Exercise prompt:
Where a line contains the word "withdraw", copy that line in full.

Supplied data:
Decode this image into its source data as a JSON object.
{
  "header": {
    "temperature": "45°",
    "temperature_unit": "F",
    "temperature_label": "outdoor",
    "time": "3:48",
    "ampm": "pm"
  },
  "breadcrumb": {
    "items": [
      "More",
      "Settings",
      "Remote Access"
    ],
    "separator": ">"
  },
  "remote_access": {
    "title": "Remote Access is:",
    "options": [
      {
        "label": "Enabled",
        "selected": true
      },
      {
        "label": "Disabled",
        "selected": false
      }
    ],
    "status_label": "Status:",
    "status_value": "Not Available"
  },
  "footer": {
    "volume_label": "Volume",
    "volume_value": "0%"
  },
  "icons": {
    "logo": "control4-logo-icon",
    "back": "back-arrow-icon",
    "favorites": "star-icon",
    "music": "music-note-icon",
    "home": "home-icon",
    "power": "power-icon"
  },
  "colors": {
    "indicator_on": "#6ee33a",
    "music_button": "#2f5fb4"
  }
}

--

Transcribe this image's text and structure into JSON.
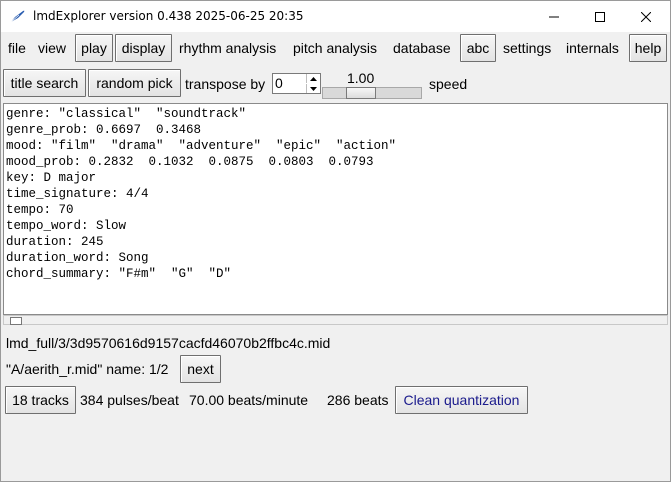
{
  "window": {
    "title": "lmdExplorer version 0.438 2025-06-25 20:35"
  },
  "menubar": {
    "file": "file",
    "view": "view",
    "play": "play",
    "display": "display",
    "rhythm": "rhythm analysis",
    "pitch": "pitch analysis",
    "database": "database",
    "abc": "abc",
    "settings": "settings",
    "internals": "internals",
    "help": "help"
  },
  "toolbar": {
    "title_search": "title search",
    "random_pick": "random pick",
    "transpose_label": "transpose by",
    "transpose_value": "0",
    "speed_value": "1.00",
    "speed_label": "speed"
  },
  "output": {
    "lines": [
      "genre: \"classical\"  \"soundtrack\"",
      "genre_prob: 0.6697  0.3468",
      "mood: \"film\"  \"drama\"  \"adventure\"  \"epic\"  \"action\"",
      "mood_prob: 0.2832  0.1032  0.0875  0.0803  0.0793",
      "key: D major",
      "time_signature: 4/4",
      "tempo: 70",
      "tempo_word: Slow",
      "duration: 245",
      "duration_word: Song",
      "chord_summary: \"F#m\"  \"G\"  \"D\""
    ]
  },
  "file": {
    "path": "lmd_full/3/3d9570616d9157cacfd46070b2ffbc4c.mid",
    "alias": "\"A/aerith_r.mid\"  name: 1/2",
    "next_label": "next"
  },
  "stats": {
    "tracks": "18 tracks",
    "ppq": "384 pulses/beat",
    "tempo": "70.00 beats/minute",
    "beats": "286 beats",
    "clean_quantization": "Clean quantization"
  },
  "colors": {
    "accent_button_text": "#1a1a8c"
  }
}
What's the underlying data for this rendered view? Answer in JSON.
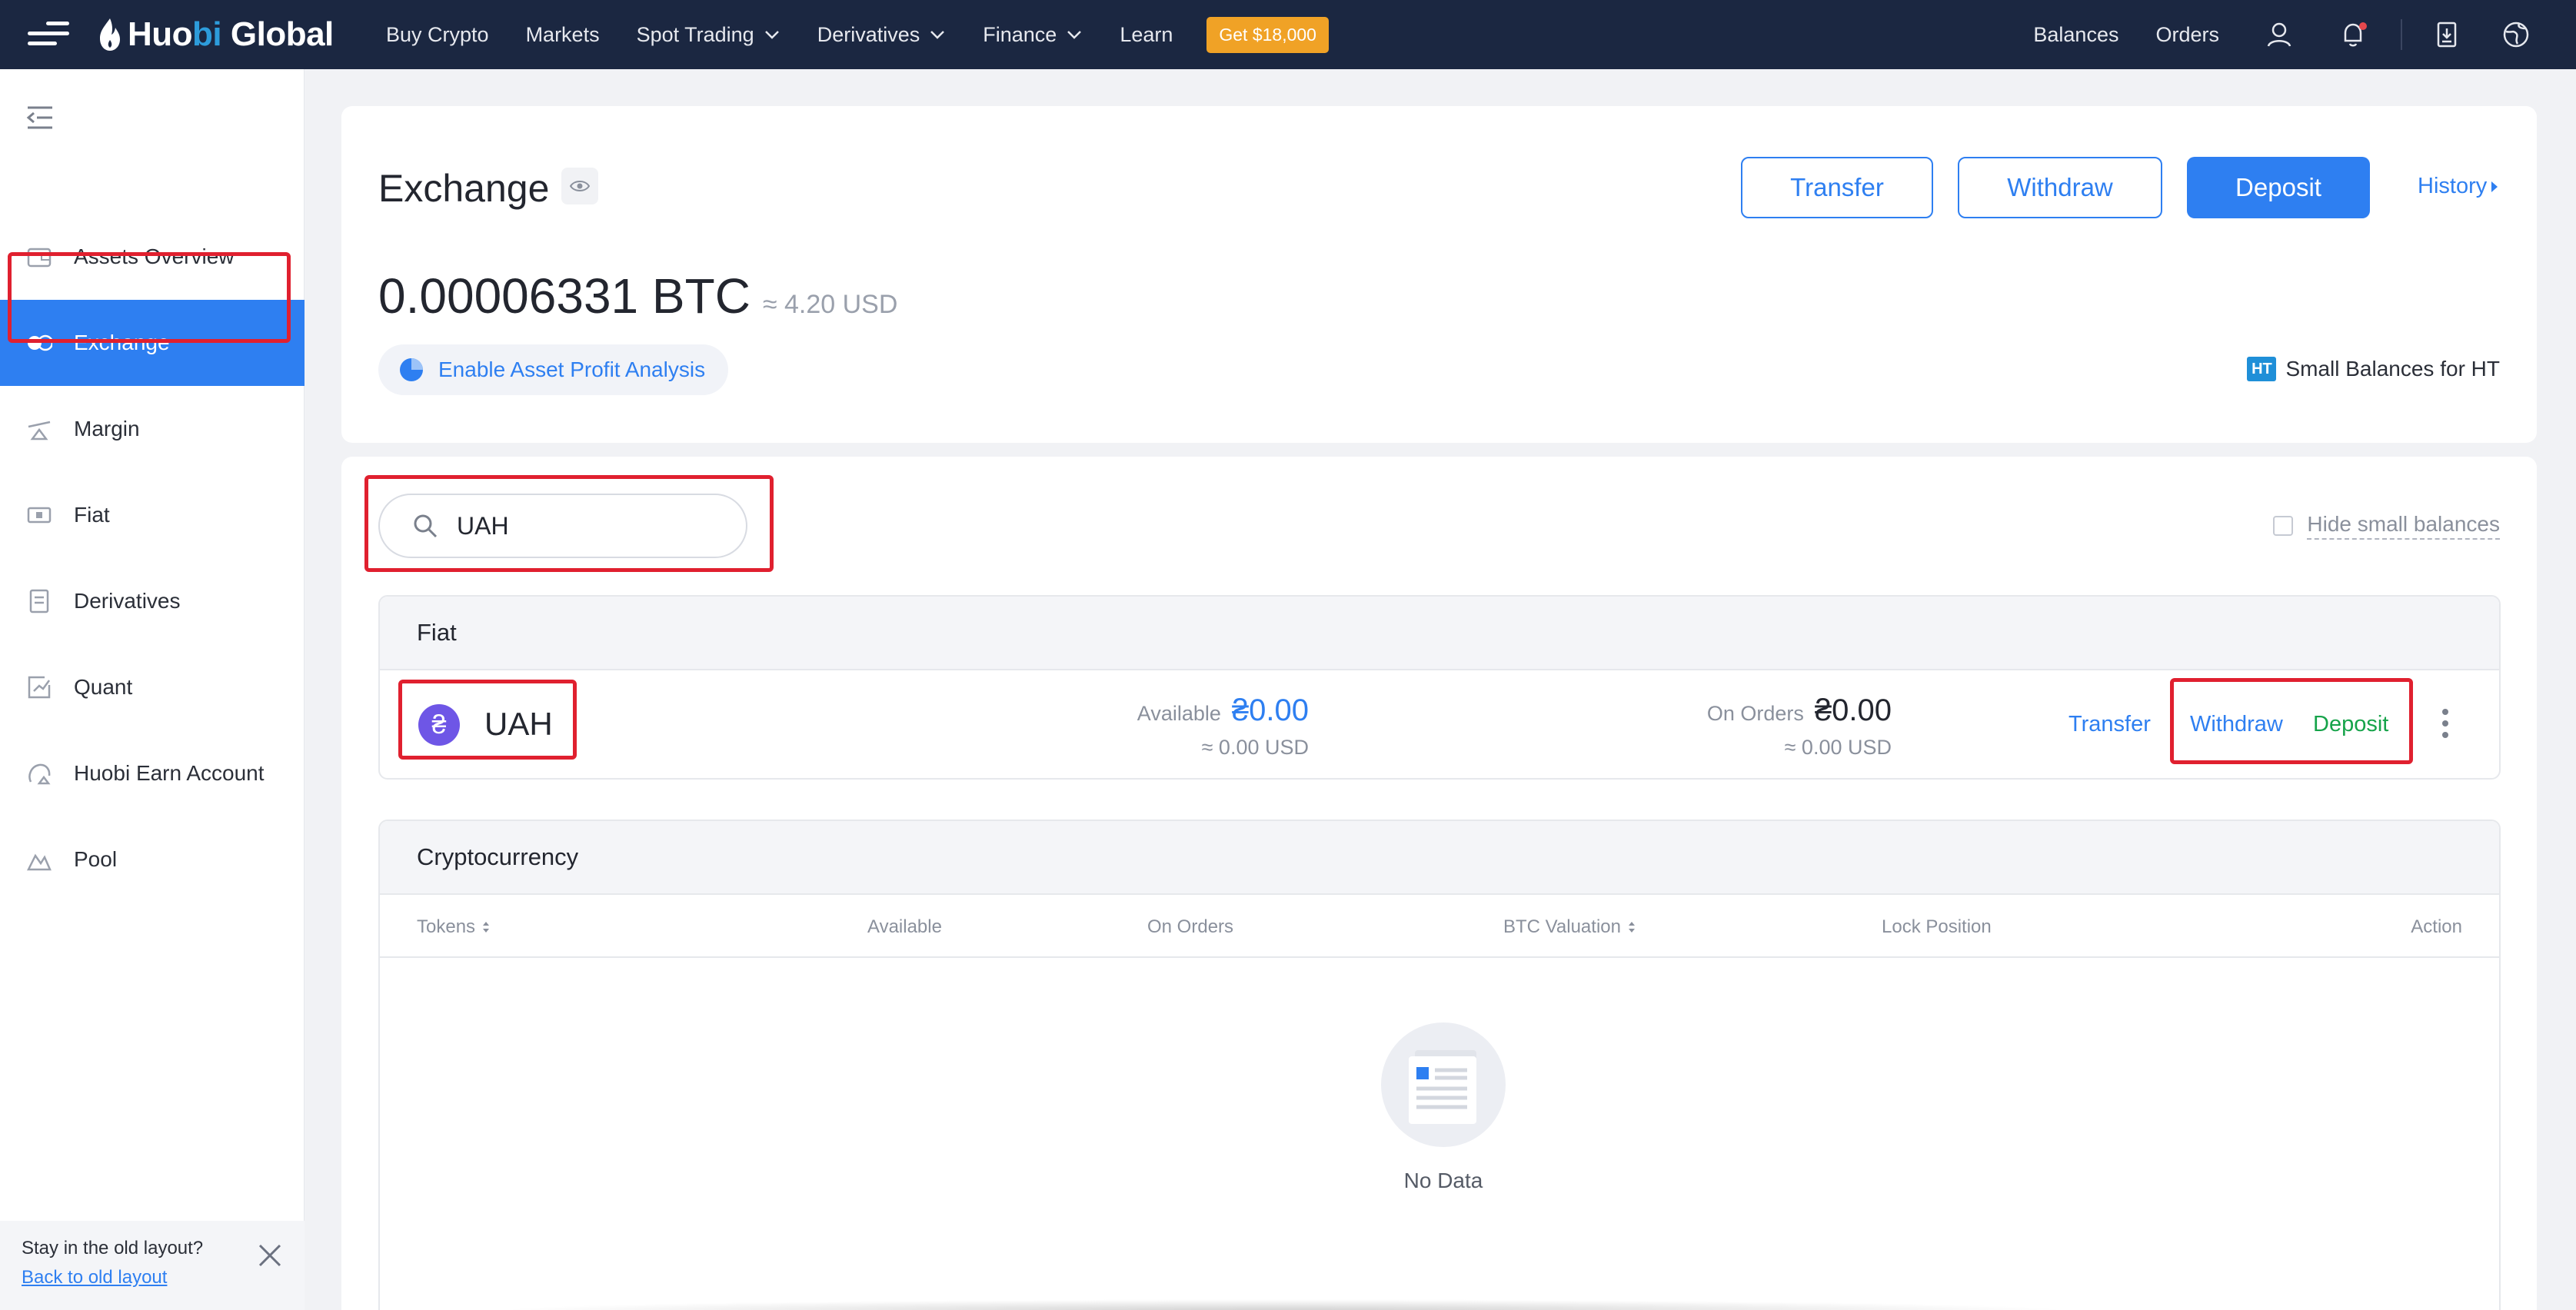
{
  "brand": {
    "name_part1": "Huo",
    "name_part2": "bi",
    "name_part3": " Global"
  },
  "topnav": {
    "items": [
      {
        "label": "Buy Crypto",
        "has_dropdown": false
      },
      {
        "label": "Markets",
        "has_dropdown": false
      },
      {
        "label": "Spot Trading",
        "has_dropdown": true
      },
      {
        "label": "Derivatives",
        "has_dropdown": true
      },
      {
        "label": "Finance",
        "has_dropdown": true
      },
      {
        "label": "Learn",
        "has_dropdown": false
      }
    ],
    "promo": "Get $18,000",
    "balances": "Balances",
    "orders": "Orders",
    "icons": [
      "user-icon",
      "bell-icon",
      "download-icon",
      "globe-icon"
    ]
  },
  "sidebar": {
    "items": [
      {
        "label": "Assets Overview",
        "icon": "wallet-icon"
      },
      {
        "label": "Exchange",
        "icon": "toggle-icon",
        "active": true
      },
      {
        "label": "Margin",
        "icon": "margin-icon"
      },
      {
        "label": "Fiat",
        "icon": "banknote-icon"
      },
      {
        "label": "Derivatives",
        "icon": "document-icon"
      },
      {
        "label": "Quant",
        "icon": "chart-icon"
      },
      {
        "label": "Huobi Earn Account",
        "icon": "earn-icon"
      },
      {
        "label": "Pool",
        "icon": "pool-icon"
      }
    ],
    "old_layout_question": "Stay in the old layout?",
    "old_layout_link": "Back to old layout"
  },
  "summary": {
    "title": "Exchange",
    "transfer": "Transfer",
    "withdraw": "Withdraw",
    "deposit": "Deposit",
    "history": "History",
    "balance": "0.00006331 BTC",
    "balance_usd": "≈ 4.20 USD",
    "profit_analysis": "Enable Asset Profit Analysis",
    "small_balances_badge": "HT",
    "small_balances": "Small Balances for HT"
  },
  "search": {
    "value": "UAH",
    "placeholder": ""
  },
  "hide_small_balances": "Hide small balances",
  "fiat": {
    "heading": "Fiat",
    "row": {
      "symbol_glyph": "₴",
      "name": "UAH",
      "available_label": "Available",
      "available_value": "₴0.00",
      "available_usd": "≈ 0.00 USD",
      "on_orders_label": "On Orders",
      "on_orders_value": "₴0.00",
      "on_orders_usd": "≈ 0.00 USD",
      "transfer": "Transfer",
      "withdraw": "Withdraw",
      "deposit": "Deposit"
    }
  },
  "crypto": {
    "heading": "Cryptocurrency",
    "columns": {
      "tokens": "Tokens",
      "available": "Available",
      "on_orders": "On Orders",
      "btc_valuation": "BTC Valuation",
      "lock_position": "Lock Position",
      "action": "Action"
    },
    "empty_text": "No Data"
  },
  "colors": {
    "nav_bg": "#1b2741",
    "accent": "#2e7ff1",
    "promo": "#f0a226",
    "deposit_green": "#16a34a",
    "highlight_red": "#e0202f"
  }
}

* * *

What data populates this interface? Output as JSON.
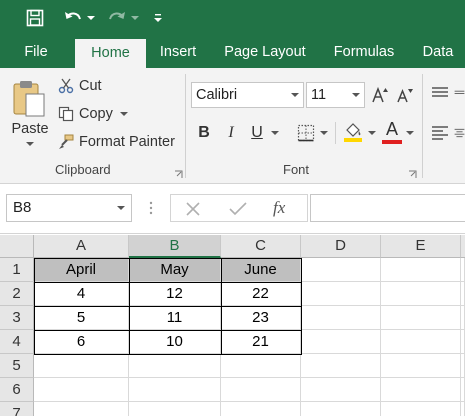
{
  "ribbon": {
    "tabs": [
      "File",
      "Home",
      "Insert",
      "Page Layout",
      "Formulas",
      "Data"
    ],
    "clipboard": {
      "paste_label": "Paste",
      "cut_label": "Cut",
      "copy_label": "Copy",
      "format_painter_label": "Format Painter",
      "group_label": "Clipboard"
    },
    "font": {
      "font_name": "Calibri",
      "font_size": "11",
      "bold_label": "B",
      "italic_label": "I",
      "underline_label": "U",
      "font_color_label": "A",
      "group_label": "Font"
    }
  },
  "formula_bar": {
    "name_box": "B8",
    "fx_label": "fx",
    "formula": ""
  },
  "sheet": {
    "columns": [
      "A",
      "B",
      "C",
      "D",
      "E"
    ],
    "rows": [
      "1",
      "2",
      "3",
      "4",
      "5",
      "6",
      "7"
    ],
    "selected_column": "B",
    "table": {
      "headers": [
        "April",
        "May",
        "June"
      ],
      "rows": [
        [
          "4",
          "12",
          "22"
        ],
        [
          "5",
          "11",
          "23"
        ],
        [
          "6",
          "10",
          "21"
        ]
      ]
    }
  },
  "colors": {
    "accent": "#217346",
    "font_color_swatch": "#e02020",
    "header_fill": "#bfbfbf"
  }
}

Solution:
    "withdraw": "Withdraw",
      "withdraw": "Withdraw",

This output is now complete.